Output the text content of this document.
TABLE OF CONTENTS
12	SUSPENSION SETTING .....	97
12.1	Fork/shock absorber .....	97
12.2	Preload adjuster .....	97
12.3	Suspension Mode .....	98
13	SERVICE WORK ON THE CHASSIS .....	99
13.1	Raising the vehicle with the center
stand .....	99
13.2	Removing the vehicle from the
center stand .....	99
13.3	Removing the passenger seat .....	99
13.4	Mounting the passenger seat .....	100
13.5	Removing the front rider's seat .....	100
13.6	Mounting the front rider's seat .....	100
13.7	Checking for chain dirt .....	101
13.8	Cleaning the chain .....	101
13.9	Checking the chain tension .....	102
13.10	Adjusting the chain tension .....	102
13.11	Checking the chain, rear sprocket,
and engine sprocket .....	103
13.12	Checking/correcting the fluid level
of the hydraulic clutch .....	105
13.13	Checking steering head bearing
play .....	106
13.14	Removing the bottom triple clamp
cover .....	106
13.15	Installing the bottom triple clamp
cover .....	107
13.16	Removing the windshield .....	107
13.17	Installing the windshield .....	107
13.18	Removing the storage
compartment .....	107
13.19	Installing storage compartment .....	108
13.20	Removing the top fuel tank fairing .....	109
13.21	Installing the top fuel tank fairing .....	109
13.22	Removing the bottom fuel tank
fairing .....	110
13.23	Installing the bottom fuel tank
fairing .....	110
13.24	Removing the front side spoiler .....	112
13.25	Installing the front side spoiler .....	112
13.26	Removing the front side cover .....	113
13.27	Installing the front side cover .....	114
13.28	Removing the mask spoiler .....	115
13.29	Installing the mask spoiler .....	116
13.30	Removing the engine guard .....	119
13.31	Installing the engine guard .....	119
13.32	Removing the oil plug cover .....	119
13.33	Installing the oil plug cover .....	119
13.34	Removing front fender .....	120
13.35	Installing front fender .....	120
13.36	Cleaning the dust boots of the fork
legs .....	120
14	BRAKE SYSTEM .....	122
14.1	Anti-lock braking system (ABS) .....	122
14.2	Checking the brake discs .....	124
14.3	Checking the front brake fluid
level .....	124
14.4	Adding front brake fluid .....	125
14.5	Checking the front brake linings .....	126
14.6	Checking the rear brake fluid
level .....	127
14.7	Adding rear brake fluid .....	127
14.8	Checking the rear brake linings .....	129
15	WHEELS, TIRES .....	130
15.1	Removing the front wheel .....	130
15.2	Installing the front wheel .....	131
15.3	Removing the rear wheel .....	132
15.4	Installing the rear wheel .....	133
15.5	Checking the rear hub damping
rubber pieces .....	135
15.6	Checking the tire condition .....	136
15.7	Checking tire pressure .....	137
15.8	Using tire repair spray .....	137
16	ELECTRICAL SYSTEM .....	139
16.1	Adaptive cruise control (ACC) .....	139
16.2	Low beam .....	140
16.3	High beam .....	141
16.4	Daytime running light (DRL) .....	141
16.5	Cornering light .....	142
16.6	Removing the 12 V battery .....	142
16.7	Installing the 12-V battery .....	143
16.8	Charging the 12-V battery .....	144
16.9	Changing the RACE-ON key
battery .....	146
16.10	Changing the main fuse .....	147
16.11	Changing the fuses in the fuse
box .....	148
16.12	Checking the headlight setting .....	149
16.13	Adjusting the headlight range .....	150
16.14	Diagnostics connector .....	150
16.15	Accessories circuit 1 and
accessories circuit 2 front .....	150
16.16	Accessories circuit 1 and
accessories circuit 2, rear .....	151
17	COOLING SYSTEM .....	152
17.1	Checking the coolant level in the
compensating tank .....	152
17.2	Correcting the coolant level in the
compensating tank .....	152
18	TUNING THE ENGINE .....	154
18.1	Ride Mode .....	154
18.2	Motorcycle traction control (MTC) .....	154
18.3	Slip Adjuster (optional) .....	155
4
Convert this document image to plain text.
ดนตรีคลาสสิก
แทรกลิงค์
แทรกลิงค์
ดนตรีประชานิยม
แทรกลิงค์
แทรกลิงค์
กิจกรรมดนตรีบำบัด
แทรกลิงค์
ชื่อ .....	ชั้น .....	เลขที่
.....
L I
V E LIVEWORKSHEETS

********************

■ SHORT EXERCISE:
Retype the listing above in full, with no alterations.

■ FINAL ANSWER:
Output the text content of this document.
TABLE OF CONTENTS
12	SUSPENSION SETTING .....	97
12.1	Fork/shock absorber .....	97
12.2	Preload adjuster .....	97
12.3	Suspension Mode .....	98
13	SERVICE WORK ON THE CHASSIS .....	99
13.1	Raising the vehicle with the center
stand .....	99
13.2	Removing the vehicle from the
center stand .....	99
13.3	Removing the passenger seat .....	99
13.4	Mounting the passenger seat .....	100
13.5	Removing the front rider's seat .....	100
13.6	Mounting the front rider's seat .....	100
13.7	Checking for chain dirt .....	101
13.8	Cleaning the chain .....	101
13.9	Checking the chain tension .....	102
13.10	Adjusting the chain tension .....	102
13.11	Checking the chain, rear sprocket,
and engine sprocket .....	103
13.12	Checking/correcting the fluid level
of the hydraulic clutch .....	105
13.13	Checking steering head bearing
play .....	106
13.14	Removing the bottom triple clamp
cover .....	106
13.15	Installing the bottom triple clamp
cover .....	107
13.16	Removing the windshield .....	107
13.17	Installing the windshield .....	107
13.18	Removing the storage
compartment .....	107
13.19	Installing storage compartment .....	108
13.20	Removing the top fuel tank fairing .....	109
13.21	Installing the top fuel tank fairing .....	109
13.22	Removing the bottom fuel tank
fairing .....	110
13.23	Installing the bottom fuel tank
fairing .....	110
13.24	Removing the front side spoiler .....	112
13.25	Installing the front side spoiler .....	112
13.26	Removing the front side cover .....	113
13.27	Installing the front side cover .....	114
13.28	Removing the mask spoiler .....	115
13.29	Installing the mask spoiler .....	116
13.30	Removing the engine guard .....	119
13.31	Installing the engine guard .....	119
13.32	Removing the oil plug cover .....	119
13.33	Installing the oil plug cover .....	119
13.34	Removing front fender .....	120
13.35	Installing front fender .....	120
13.36	Cleaning the dust boots of the fork
legs .....	120
14	BRAKE SYSTEM .....	122
14.1	Anti-lock braking system (ABS) .....	122
14.2	Checking the brake discs .....	124
14.3	Checking the front brake fluid
level .....	124
14.4	Adding front brake fluid .....	125
14.5	Checking the front brake linings .....	126
14.6	Checking the rear brake fluid
level .....	127
14.7	Adding rear brake fluid .....	127
14.8	Checking the rear brake linings .....	129
15	WHEELS, TIRES .....	130
15.1	Removing the front wheel .....	130
15.2	Installing the front wheel .....	131
15.3	Removing the rear wheel .....	132
15.4	Installing the rear wheel .....	133
15.5	Checking the rear hub damping
rubber pieces .....	135
15.6	Checking the tire condition .....	136
15.7	Checking tire pressure .....	137
15.8	Using tire repair spray .....	137
16	ELECTRICAL SYSTEM .....	139
16.1	Adaptive cruise control (ACC) .....	139
16.2	Low beam .....	140
16.3	High beam .....	141
16.4	Daytime running light (DRL) .....	141
16.5	Cornering light .....	142
16.6	Removing the 12 V battery .....	142
16.7	Installing the 12-V battery .....	143
16.8	Charging the 12-V battery .....	144
16.9	Changing the RACE-ON key
battery .....	146
16.10	Changing the main fuse .....	147
16.11	Changing the fuses in the fuse
box .....	148
16.12	Checking the headlight setting .....	149
16.13	Adjusting the headlight range .....	150
16.14	Diagnostics connector .....	150
16.15	Accessories circuit 1 and
accessories circuit 2 front .....	150
16.16	Accessories circuit 1 and
accessories circuit 2, rear .....	151
17	COOLING SYSTEM .....	152
17.1	Checking the coolant level in the
compensating tank .....	152
17.2	Correcting the coolant level in the
compensating tank .....	152
18	TUNING THE ENGINE .....	154
18.1	Ride Mode .....	154
18.2	Motorcycle traction control (MTC) .....	154
18.3	Slip Adjuster (optional) .....	155
4
Convert this document image to plain text.
ดนตรีคลาสสิก
แทรกลิงค์
แทรกลิงค์
ดนตรีประชานิยม
แทรกลิงค์
แทรกลิงค์
กิจกรรมดนตรีบำบัด
แทรกลิงค์
ชื่อ .....	ชั้น .....	เลขที่
.....
L I
V E LIVEWORKSHEETS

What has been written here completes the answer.